[Records from a data collection]
....................
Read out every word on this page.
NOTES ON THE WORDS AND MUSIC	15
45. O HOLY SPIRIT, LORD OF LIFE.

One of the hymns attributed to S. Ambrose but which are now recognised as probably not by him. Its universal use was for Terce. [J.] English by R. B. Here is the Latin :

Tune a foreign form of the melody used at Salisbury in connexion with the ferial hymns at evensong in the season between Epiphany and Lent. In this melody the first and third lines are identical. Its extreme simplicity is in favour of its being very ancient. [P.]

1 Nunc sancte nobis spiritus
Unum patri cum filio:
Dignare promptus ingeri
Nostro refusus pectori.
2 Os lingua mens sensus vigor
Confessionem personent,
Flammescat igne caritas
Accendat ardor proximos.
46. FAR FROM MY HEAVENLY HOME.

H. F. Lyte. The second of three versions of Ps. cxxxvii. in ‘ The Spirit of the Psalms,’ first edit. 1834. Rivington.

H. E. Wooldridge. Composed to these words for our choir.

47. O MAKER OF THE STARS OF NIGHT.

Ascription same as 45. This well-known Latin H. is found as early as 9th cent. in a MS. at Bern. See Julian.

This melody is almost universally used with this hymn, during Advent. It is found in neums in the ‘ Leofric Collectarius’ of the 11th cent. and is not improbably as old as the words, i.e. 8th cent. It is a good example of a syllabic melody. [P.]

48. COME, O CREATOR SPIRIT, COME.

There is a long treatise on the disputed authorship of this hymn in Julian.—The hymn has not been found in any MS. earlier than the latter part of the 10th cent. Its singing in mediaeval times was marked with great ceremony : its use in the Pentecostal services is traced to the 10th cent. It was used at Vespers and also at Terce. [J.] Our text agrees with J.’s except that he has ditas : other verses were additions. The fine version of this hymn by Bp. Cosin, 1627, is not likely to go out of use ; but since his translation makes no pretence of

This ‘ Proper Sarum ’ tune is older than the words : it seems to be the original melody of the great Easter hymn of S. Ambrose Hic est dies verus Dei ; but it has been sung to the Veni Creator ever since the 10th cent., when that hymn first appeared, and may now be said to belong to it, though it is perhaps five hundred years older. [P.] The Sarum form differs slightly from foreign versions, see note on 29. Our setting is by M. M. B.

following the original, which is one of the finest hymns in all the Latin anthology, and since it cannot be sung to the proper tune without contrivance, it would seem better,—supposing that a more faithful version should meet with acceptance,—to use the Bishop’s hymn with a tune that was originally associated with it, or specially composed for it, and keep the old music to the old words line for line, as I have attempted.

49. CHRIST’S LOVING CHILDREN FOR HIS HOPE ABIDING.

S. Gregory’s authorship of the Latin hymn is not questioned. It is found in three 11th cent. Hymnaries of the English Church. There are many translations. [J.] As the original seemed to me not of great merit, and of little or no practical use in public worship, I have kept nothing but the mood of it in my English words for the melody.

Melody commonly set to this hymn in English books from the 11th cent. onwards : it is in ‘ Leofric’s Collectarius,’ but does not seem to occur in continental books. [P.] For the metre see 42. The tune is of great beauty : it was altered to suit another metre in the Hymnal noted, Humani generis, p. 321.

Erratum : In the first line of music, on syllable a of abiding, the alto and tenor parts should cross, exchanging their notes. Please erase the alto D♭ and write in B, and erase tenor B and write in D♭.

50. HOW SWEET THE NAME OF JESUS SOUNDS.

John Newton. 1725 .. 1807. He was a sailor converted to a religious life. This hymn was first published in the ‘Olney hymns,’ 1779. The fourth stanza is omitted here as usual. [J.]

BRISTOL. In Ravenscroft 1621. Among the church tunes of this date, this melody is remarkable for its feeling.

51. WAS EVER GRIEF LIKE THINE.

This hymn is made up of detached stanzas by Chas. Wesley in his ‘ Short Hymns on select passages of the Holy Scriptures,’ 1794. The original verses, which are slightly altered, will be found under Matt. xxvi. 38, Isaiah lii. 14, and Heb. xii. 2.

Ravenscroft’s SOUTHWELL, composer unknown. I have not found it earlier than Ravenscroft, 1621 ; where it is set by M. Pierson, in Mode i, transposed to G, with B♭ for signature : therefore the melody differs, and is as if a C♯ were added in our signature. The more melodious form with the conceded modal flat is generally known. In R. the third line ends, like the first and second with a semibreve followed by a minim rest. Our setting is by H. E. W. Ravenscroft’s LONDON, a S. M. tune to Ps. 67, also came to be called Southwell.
....................
> WHAT TO DO
Copy each line of the data above that holds "verses".

> RESPONSE
There is a long treatise on the disputed authorship of this hymn in Julian.—The hymn has not been found in any MS. earlier than the latter part of the 10th cent. Its singing in mediaeval times was marked with great ceremony : its use in the Pentecostal services is traced to the 10th cent. It was used at Vespers and also at Terce. [J.] Our text agrees with J.’s except that he has ditas : other verses were additions. The fine version of this hymn by Bp. Cosin, 1627, is not likely to go out of use ; but since his translation makes no pretence of
This hymn is made up of detached stanzas by Chas. Wesley in his ‘ Short Hymns on select passages of the Holy Scriptures,’ 1794. The original verses, which are slightly altered, will be found under Matt. xxvi. 38, Isaiah lii. 14, and Heb. xii. 2.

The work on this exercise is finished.